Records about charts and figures

.....

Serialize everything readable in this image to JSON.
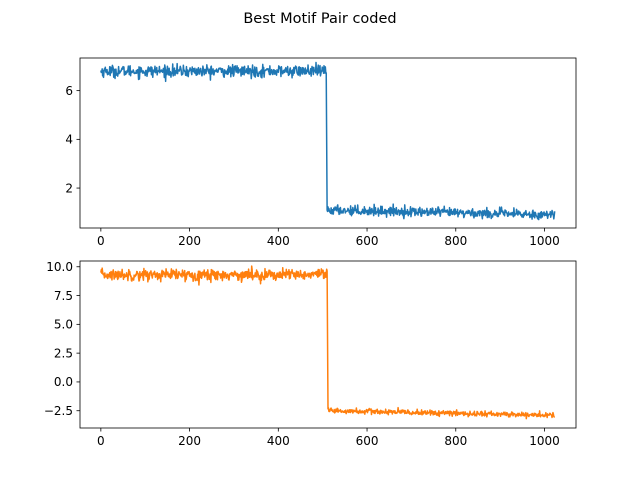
{
  "figure": {
    "title": "Best Motif Pair coded"
  },
  "chart_data": [
    {
      "type": "line",
      "title": "",
      "xlabel": "",
      "ylabel": "",
      "xlim": [
        -47,
        1071
      ],
      "ylim": [
        0.36,
        7.34
      ],
      "xticks": [
        0,
        200,
        400,
        600,
        800,
        1000
      ],
      "xtick_labels": [
        "0",
        "200",
        "400",
        "600",
        "800",
        "1000"
      ],
      "yticks": [
        2,
        4,
        6
      ],
      "ytick_labels": [
        "2",
        "4",
        "6"
      ],
      "grid": false,
      "legend": "none",
      "series": [
        {
          "color": "#1f77b4",
          "segments": [
            {
              "x_start": 0,
              "x_end": 508,
              "n_points": 509,
              "level": 6.8,
              "noise": 0.12
            },
            {
              "x_start": 510,
              "x_end": 1023,
              "n_points": 514,
              "level_start": 1.1,
              "level_end": 0.9,
              "noise": 0.1
            }
          ],
          "x": [
            0,
            508,
            510,
            1023
          ],
          "y": [
            6.85,
            6.8,
            1.1,
            0.9
          ]
        }
      ]
    },
    {
      "type": "line",
      "title": "",
      "xlabel": "",
      "ylabel": "",
      "xlim": [
        -47,
        1071
      ],
      "ylim": [
        -4.0,
        10.5
      ],
      "xticks": [
        0,
        200,
        400,
        600,
        800,
        1000
      ],
      "xtick_labels": [
        "0",
        "200",
        "400",
        "600",
        "800",
        "1000"
      ],
      "yticks": [
        -2.5,
        0.0,
        2.5,
        5.0,
        7.5,
        10.0
      ],
      "ytick_labels": [
        "−2.5",
        "0.0",
        "2.5",
        "5.0",
        "7.5",
        "10.0"
      ],
      "grid": false,
      "legend": "none",
      "series": [
        {
          "color": "#ff7f0e",
          "segments": [
            {
              "x_start": 0,
              "x_end": 510,
              "n_points": 511,
              "level": 9.3,
              "noise": 0.25
            },
            {
              "x_start": 512,
              "x_end": 1023,
              "n_points": 512,
              "level_start": -2.5,
              "level_end": -2.9,
              "noise": 0.12
            }
          ],
          "x": [
            0,
            510,
            512,
            1023
          ],
          "y": [
            9.2,
            9.3,
            -2.5,
            -2.9
          ]
        }
      ]
    }
  ]
}
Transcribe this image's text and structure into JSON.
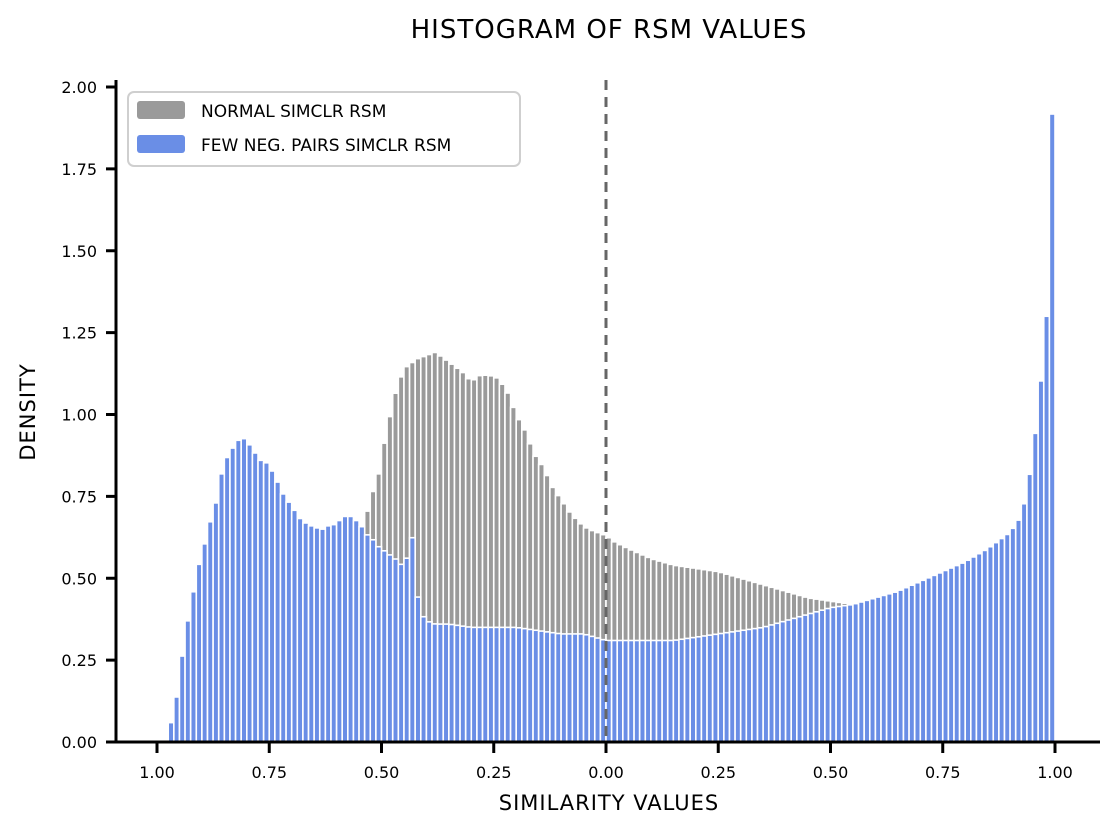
{
  "chart_data": {
    "type": "bar",
    "title": "HISTOGRAM OF RSM VALUES",
    "xlabel": "SIMILARITY VALUES",
    "ylabel": "DENSITY",
    "xlim": [
      -1.05,
      1.0
    ],
    "ylim": [
      0,
      2.0
    ],
    "x_ticks": [
      -1.0,
      -0.75,
      -0.5,
      -0.25,
      0.0,
      0.25,
      0.5,
      0.75,
      1.0
    ],
    "x_tick_labels": [
      "1.00",
      "0.75",
      "0.50",
      "0.25",
      "0.00",
      "0.25",
      "0.50",
      "0.75",
      "1.00"
    ],
    "y_ticks": [
      0,
      0.25,
      0.5,
      0.75,
      1.0,
      1.25,
      1.5,
      1.75,
      2.0
    ],
    "y_tick_labels": [
      "0.00",
      "0.25",
      "0.50",
      "0.75",
      "1.00",
      "1.25",
      "1.50",
      "1.75",
      "2.00"
    ],
    "reference_line": {
      "x": 0.0,
      "style": "dashed",
      "color": "#666666"
    },
    "legend_position": "upper-left",
    "bin_width": 0.0125,
    "series": [
      {
        "name": "NORMAL SIMCLR RSM",
        "color": "#9a9a9a",
        "points": [
          [
            -0.55,
            0.0
          ],
          [
            -0.54,
            0.6
          ],
          [
            -0.53,
            0.72
          ],
          [
            -0.52,
            0.76
          ],
          [
            -0.51,
            0.8
          ],
          [
            -0.5,
            0.85
          ],
          [
            -0.49,
            0.95
          ],
          [
            -0.48,
            1.0
          ],
          [
            -0.47,
            1.06
          ],
          [
            -0.46,
            1.1
          ],
          [
            -0.45,
            1.14
          ],
          [
            -0.44,
            1.15
          ],
          [
            -0.42,
            1.17
          ],
          [
            -0.4,
            1.18
          ],
          [
            -0.38,
            1.19
          ],
          [
            -0.36,
            1.17
          ],
          [
            -0.34,
            1.15
          ],
          [
            -0.32,
            1.13
          ],
          [
            -0.3,
            1.1
          ],
          [
            -0.28,
            1.12
          ],
          [
            -0.26,
            1.12
          ],
          [
            -0.24,
            1.11
          ],
          [
            -0.22,
            1.07
          ],
          [
            -0.2,
            1.0
          ],
          [
            -0.18,
            0.95
          ],
          [
            -0.16,
            0.88
          ],
          [
            -0.14,
            0.84
          ],
          [
            -0.12,
            0.78
          ],
          [
            -0.1,
            0.74
          ],
          [
            -0.08,
            0.7
          ],
          [
            -0.06,
            0.67
          ],
          [
            -0.04,
            0.65
          ],
          [
            -0.02,
            0.64
          ],
          [
            0.0,
            0.63
          ],
          [
            0.02,
            0.61
          ],
          [
            0.05,
            0.59
          ],
          [
            0.1,
            0.56
          ],
          [
            0.15,
            0.54
          ],
          [
            0.2,
            0.53
          ],
          [
            0.25,
            0.52
          ],
          [
            0.3,
            0.5
          ],
          [
            0.35,
            0.48
          ],
          [
            0.4,
            0.46
          ],
          [
            0.45,
            0.44
          ],
          [
            0.5,
            0.43
          ],
          [
            0.55,
            0.42
          ],
          [
            0.6,
            0.4
          ]
        ]
      },
      {
        "name": "FEW NEG. PAIRS SIMCLR RSM",
        "color": "#6a8ee6",
        "points": [
          [
            -0.975,
            0.03
          ],
          [
            -0.96,
            0.1
          ],
          [
            -0.95,
            0.2
          ],
          [
            -0.94,
            0.3
          ],
          [
            -0.93,
            0.38
          ],
          [
            -0.92,
            0.45
          ],
          [
            -0.91,
            0.52
          ],
          [
            -0.9,
            0.58
          ],
          [
            -0.89,
            0.62
          ],
          [
            -0.88,
            0.68
          ],
          [
            -0.87,
            0.72
          ],
          [
            -0.86,
            0.8
          ],
          [
            -0.85,
            0.85
          ],
          [
            -0.84,
            0.88
          ],
          [
            -0.83,
            0.9
          ],
          [
            -0.82,
            0.92
          ],
          [
            -0.81,
            0.93
          ],
          [
            -0.8,
            0.92
          ],
          [
            -0.79,
            0.9
          ],
          [
            -0.78,
            0.88
          ],
          [
            -0.77,
            0.86
          ],
          [
            -0.76,
            0.86
          ],
          [
            -0.75,
            0.84
          ],
          [
            -0.74,
            0.82
          ],
          [
            -0.73,
            0.79
          ],
          [
            -0.72,
            0.76
          ],
          [
            -0.71,
            0.74
          ],
          [
            -0.7,
            0.72
          ],
          [
            -0.69,
            0.7
          ],
          [
            -0.68,
            0.68
          ],
          [
            -0.67,
            0.67
          ],
          [
            -0.66,
            0.66
          ],
          [
            -0.65,
            0.66
          ],
          [
            -0.64,
            0.65
          ],
          [
            -0.63,
            0.65
          ],
          [
            -0.62,
            0.66
          ],
          [
            -0.61,
            0.66
          ],
          [
            -0.6,
            0.67
          ],
          [
            -0.59,
            0.68
          ],
          [
            -0.58,
            0.69
          ],
          [
            -0.57,
            0.69
          ],
          [
            -0.56,
            0.68
          ],
          [
            -0.55,
            0.67
          ],
          [
            -0.54,
            0.65
          ],
          [
            -0.53,
            0.63
          ],
          [
            -0.52,
            0.62
          ],
          [
            -0.51,
            0.6
          ],
          [
            -0.5,
            0.59
          ],
          [
            -0.49,
            0.58
          ],
          [
            -0.48,
            0.57
          ],
          [
            -0.47,
            0.56
          ],
          [
            -0.46,
            0.55
          ],
          [
            -0.45,
            0.53
          ],
          [
            -0.44,
            0.58
          ],
          [
            -0.43,
            0.63
          ],
          [
            -0.425,
            0.62
          ],
          [
            -0.42,
            0.45
          ],
          [
            -0.41,
            0.39
          ],
          [
            -0.4,
            0.37
          ],
          [
            -0.38,
            0.36
          ],
          [
            -0.35,
            0.36
          ],
          [
            -0.3,
            0.35
          ],
          [
            -0.25,
            0.35
          ],
          [
            -0.2,
            0.35
          ],
          [
            -0.15,
            0.34
          ],
          [
            -0.1,
            0.33
          ],
          [
            -0.05,
            0.33
          ],
          [
            0.0,
            0.31
          ],
          [
            0.05,
            0.31
          ],
          [
            0.1,
            0.31
          ],
          [
            0.15,
            0.31
          ],
          [
            0.2,
            0.32
          ],
          [
            0.25,
            0.33
          ],
          [
            0.3,
            0.34
          ],
          [
            0.35,
            0.35
          ],
          [
            0.4,
            0.37
          ],
          [
            0.45,
            0.39
          ],
          [
            0.5,
            0.41
          ],
          [
            0.55,
            0.42
          ],
          [
            0.6,
            0.44
          ],
          [
            0.65,
            0.46
          ],
          [
            0.7,
            0.49
          ],
          [
            0.75,
            0.52
          ],
          [
            0.8,
            0.55
          ],
          [
            0.85,
            0.59
          ],
          [
            0.88,
            0.62
          ],
          [
            0.9,
            0.64
          ],
          [
            0.91,
            0.66
          ],
          [
            0.92,
            0.68
          ],
          [
            0.93,
            0.72
          ],
          [
            0.94,
            0.78
          ],
          [
            0.95,
            0.88
          ],
          [
            0.96,
            0.98
          ],
          [
            0.97,
            1.12
          ],
          [
            0.975,
            1.28
          ],
          [
            0.98,
            1.25
          ],
          [
            0.985,
            1.45
          ],
          [
            0.99,
            1.88
          ],
          [
            0.995,
            1.93
          ]
        ]
      }
    ]
  }
}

.....

* Aim *
How many lines in the records above contain the word "SIMCLR"? Reply with the number alone.

* Task output *
2